[Saved entries]
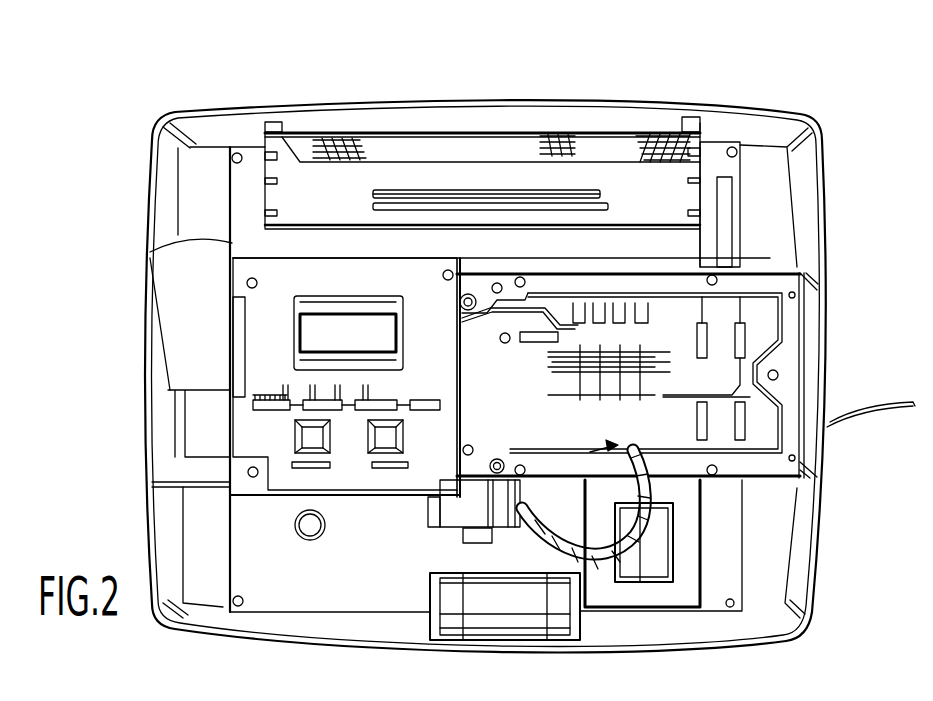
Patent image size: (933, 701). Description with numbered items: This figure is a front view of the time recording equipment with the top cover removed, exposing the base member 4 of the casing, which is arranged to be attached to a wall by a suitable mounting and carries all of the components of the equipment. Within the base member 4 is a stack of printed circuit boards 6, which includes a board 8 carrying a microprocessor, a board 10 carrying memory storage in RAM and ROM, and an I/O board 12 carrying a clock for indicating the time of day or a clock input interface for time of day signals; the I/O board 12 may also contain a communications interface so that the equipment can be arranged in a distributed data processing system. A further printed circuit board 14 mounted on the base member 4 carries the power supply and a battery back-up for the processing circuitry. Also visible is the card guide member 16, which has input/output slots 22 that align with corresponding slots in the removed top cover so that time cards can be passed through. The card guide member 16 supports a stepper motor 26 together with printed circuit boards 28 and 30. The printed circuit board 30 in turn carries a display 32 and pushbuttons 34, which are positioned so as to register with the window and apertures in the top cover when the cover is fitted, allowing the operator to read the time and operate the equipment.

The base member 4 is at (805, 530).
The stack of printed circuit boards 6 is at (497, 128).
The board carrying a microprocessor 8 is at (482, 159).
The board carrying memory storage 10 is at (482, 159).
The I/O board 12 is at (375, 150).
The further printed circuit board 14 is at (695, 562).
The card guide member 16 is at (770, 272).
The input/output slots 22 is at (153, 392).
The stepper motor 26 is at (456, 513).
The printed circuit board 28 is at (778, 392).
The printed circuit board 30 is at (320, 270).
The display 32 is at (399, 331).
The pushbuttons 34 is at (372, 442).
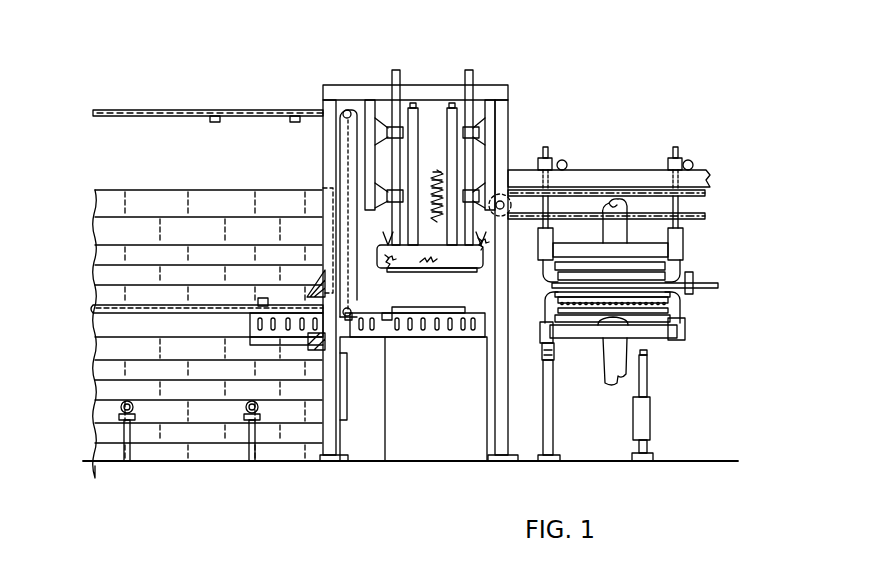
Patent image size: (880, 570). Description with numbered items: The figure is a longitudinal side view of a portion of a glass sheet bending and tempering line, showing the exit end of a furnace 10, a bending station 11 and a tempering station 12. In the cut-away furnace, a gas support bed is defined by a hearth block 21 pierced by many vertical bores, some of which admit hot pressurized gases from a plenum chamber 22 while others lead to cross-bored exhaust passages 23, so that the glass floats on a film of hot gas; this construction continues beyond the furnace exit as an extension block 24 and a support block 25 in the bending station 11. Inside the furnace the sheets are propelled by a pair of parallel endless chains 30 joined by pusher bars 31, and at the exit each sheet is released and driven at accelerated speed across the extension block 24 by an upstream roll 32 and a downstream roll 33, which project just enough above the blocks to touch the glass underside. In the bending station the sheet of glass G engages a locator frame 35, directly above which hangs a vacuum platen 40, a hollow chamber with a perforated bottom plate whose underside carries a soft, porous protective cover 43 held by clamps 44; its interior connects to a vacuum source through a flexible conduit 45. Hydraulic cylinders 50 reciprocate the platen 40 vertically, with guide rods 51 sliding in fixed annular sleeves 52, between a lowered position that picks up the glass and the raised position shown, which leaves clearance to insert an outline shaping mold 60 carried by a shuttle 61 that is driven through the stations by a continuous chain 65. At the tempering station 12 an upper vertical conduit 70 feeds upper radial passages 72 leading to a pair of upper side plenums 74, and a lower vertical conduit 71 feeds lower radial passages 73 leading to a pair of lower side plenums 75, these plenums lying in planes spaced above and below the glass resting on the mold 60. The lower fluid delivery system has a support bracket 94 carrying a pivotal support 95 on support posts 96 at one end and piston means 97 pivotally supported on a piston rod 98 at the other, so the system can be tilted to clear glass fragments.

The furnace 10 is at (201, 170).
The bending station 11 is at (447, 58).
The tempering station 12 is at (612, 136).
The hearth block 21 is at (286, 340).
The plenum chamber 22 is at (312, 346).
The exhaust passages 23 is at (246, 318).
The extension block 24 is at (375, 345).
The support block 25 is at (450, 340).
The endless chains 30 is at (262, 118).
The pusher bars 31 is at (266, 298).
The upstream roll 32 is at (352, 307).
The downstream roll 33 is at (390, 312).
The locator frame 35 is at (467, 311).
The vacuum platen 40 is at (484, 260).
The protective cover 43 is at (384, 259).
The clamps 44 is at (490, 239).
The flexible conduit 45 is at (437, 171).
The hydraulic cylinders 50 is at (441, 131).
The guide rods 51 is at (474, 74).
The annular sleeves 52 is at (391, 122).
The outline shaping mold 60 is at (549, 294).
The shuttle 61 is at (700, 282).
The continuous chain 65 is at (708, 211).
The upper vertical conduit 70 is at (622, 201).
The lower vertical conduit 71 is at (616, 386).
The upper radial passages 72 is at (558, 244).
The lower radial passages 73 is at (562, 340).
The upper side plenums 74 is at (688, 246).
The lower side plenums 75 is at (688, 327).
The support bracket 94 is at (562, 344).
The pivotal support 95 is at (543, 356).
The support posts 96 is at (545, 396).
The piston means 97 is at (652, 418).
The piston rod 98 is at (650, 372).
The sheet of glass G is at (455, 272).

...

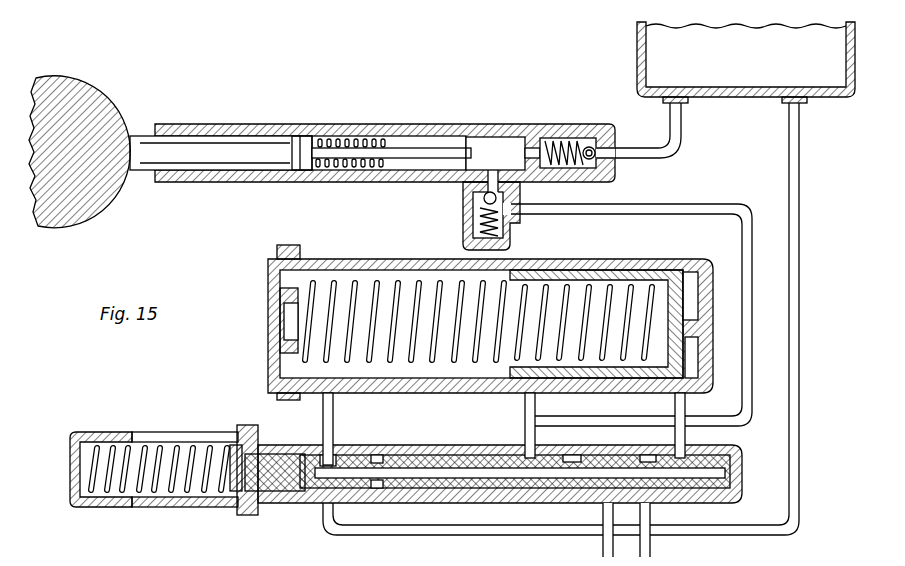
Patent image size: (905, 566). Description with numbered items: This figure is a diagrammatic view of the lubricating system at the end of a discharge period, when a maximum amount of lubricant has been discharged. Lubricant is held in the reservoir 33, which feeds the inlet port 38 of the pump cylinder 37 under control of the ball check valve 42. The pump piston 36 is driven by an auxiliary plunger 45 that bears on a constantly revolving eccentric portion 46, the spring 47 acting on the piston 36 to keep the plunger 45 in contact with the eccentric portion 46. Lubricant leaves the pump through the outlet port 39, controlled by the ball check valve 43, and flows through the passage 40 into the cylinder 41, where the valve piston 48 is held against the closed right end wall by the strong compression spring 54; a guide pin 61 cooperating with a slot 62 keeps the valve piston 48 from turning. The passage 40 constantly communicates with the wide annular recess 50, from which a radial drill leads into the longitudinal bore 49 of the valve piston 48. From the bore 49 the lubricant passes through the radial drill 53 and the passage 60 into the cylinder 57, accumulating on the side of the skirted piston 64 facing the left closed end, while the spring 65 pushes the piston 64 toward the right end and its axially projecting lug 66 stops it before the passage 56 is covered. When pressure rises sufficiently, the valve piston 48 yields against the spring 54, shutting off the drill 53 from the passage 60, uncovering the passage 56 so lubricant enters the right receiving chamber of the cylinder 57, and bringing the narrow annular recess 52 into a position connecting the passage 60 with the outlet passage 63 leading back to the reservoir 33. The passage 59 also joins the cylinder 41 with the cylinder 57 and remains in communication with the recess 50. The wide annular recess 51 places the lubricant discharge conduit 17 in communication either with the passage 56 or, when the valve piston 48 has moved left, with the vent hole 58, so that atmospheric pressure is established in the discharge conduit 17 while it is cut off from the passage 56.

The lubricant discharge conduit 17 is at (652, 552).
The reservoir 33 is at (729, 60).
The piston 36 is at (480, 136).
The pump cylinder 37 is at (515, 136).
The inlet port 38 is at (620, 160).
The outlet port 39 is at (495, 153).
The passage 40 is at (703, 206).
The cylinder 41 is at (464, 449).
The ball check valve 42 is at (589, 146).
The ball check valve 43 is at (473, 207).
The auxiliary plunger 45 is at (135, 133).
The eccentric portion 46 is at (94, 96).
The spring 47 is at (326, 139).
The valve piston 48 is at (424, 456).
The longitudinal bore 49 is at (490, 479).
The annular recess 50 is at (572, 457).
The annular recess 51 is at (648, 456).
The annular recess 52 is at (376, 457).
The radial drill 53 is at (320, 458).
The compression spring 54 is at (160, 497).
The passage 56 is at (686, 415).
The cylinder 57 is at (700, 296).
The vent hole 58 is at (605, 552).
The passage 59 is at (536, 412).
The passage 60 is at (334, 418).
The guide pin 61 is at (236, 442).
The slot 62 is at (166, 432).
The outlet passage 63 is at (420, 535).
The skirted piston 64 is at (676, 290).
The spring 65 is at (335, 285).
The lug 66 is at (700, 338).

==

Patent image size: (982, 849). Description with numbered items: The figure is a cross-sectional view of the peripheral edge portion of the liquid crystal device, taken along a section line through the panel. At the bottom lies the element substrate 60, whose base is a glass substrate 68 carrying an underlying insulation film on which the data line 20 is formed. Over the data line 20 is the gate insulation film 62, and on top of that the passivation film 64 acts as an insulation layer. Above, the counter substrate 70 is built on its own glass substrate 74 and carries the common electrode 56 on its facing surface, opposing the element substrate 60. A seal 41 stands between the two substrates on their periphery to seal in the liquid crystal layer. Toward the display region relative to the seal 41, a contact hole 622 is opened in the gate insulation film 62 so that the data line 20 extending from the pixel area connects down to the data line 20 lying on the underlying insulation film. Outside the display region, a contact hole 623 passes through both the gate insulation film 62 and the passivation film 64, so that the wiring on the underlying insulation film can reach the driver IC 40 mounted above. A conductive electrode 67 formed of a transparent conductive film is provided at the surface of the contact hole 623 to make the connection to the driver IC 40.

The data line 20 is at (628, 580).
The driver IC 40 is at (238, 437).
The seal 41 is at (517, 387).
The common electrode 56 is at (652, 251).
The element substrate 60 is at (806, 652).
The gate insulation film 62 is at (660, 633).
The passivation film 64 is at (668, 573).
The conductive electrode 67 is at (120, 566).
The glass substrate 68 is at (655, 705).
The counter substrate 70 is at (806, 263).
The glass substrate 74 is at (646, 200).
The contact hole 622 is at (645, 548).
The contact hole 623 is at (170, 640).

[Problem requirements]
Can you reproduce, unchanged, the lines of the listing above from the one containing "Patent image size: (933, 701)." through the one containing "The I/O board 12 is at (375, 150).", both included?

[Written solution]
Patent image size: (933, 701). Description with numbered items: This figure is a front view of the time recording equipment with the top cover removed, exposing the base member 4 of the casing, which is arranged to be attached to a wall by a suitable mounting and carries all of the components of the equipment. Within the base member 4 is a stack of printed circuit boards 6, which includes a board 8 carrying a microprocessor, a board 10 carrying memory storage in RAM and ROM, and an I/O board 12 carrying a clock for indicating the time of day or a clock input interface for time of day signals; the I/O board 12 may also contain a communications interface so that the equipment can be arranged in a distributed data processing system. A further printed circuit board 14 mounted on the base member 4 carries the power supply and a battery back-up for the processing circuitry. Also visible is the card guide member 16, which has input/output slots 22 that align with corresponding slots in the removed top cover so that time cards can be passed through. The card guide member 16 supports a stepper motor 26 together with printed circuit boards 28 and 30. The printed circuit board 30 in turn carries a display 32 and pushbuttons 34, which are positioned so as to register with the window and apertures in the top cover when the cover is fitted, allowing the operator to read the time and operate the equipment.

The base member 4 is at (805, 530).
The stack of printed circuit boards 6 is at (497, 128).
The board carrying a microprocessor 8 is at (482, 159).
The board carrying memory storage 10 is at (482, 159).
The I/O board 12 is at (375, 150).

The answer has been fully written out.